Task directions
Filter the entries and keep only the lines where the string "溶液反应" appears.
**********
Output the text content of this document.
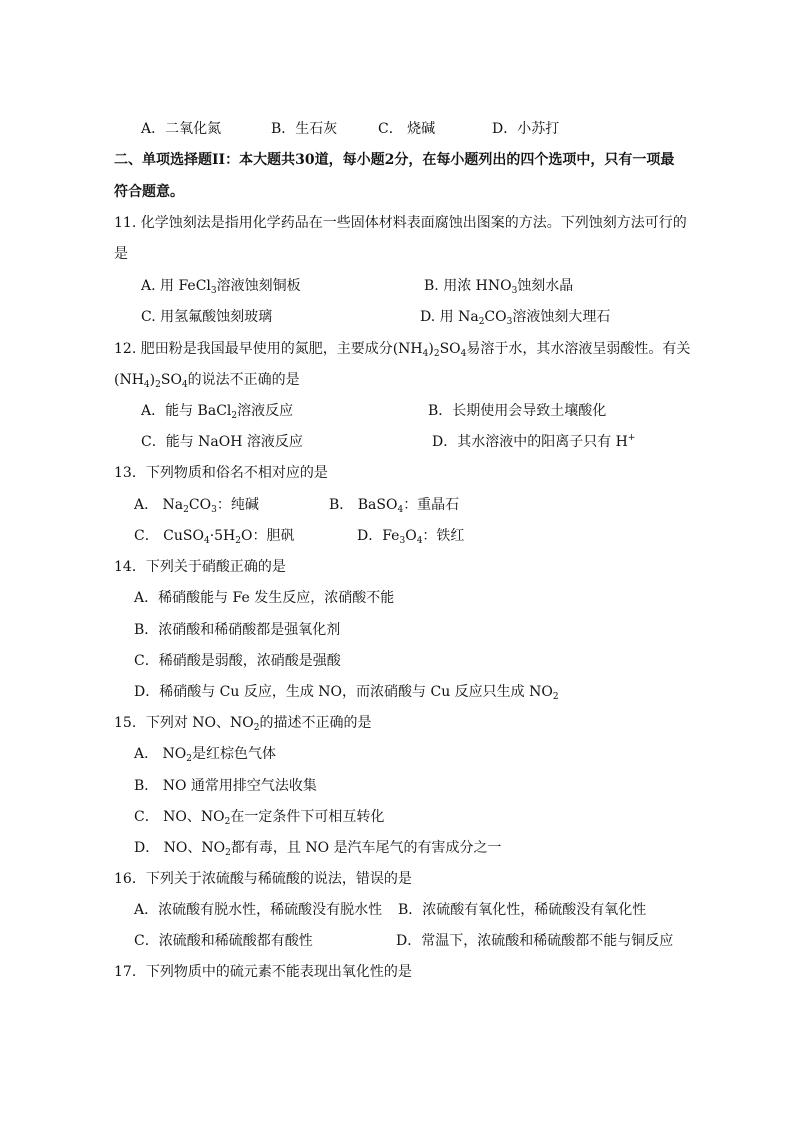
A．二氧化氮	B．生石灰	C． 烧碱	D．小苏打
二、单项选择题II：本大题共30道，每小题2分，在每小题列出的四个选项中，只有一项最
符合题意。
11. 化学蚀刻法是指用化学药品在一些固体材料表面腐蚀出图案的方法。下列蚀刻方法可行的
是
A. 用 FeCl$_3$溶液蚀刻铜板	B. 用浓 $HNO_3$蚀刻水晶
C. 用氢氟酸蚀刻玻璃	D. 用 $Na_2CO_3$溶液蚀刻大理石
12. 肥田粉是我国最早使用的氮肥，主要成分$(NH_4)_2SO_4$易溶于水，其水溶液呈弱酸性。有关
$(NH_4)_2SO_4$的说法不正确的是
A．能与 BaCl$_2$溶液反应	B．长期使用会导致土壤酸化
C．能与 NaOH 溶液反应	D．其水溶液中的阳离子只有 H+
13．下列物质和俗名不相对应的是
A． $Na_2CO_3$：纯碱	B． BaSO$_4$：重晶石
C． $CuSO_4\cdot 5H_2O$：胆矾	D．$Fe_3O_4$：铁红
14．下列关于硝酸正确的是
A．稀硝酸能与 Fe 发生反应，浓硝酸不能
B．浓硝酸和稀硝酸都是强氧化剂
C．稀硝酸是弱酸，浓硝酸是强酸
D．稀硝酸与 Cu 反应，生成 NO，而浓硝酸与 Cu 反应只生成 $NO_2$
15．下列对 NO、$NO_2$的描述不正确的是
A． $NO_2$是红棕色气体
B． NO 通常用排空气法收集
C． NO、$NO_2$在一定条件下可相互转化
D． NO、$NO_2$都有毒，且 NO 是汽车尾气的有害成分之一
16．下列关于浓硫酸与稀硫酸的说法，错误的是
A．浓硫酸有脱水性，稀硫酸没有脱水性 B．浓硫酸有氧化性，稀硫酸没有氧化性
C．浓硫酸和稀硫酸都有酸性	D．常温下，浓硫酸和稀硫酸都不能与铜反应
17．下列物质中的硫元素不能表现出氧化性的是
**********
Answer to this task
A．能与 BaCl$_2$溶液反应	B．长期使用会导致土壤酸化
C．能与 NaOH 溶液反应	D．其水溶液中的阳离子只有 H+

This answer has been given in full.